Identify each line in the records below that contains the word "музею", and copy it.

Dataset entries
########################################
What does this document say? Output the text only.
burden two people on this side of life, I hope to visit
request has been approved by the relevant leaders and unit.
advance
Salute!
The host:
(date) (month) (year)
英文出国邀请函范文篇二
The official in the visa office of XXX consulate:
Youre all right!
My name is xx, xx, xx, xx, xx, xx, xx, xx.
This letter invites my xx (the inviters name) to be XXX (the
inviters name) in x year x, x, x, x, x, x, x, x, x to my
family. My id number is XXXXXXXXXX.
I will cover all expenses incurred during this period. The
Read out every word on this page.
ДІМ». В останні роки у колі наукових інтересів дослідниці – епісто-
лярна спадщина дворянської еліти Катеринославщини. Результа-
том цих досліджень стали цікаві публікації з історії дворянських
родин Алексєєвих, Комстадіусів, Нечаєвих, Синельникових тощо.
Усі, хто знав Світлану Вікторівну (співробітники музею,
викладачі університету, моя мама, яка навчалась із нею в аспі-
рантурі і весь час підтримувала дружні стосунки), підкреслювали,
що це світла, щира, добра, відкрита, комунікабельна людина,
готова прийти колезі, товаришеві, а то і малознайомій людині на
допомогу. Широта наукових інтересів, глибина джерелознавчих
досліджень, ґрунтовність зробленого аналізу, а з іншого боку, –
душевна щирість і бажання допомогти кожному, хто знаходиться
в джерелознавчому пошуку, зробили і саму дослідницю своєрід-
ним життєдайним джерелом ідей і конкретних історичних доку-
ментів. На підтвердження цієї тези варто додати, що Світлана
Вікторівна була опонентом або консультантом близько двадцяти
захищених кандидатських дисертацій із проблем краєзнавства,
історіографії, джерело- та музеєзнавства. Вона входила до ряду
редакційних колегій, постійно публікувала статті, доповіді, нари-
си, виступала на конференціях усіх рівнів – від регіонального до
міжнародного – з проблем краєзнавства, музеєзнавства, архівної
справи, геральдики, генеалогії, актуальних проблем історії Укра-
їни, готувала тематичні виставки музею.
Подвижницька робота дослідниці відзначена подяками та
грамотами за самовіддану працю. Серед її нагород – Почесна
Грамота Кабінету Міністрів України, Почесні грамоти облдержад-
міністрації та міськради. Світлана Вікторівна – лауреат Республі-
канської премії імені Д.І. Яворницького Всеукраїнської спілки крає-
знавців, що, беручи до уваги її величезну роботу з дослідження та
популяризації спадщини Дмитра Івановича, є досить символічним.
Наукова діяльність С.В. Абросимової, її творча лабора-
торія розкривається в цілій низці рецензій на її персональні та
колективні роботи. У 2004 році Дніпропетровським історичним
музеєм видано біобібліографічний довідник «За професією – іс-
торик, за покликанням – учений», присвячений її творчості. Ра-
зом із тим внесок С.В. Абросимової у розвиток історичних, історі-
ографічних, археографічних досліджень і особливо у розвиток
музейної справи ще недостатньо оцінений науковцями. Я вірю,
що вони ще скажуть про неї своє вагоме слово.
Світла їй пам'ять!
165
########################################
TASK SOLUTION:
Усі, хто знав Світлану Вікторівну (співробітники музею,
їни, готувала тематичні виставки музею.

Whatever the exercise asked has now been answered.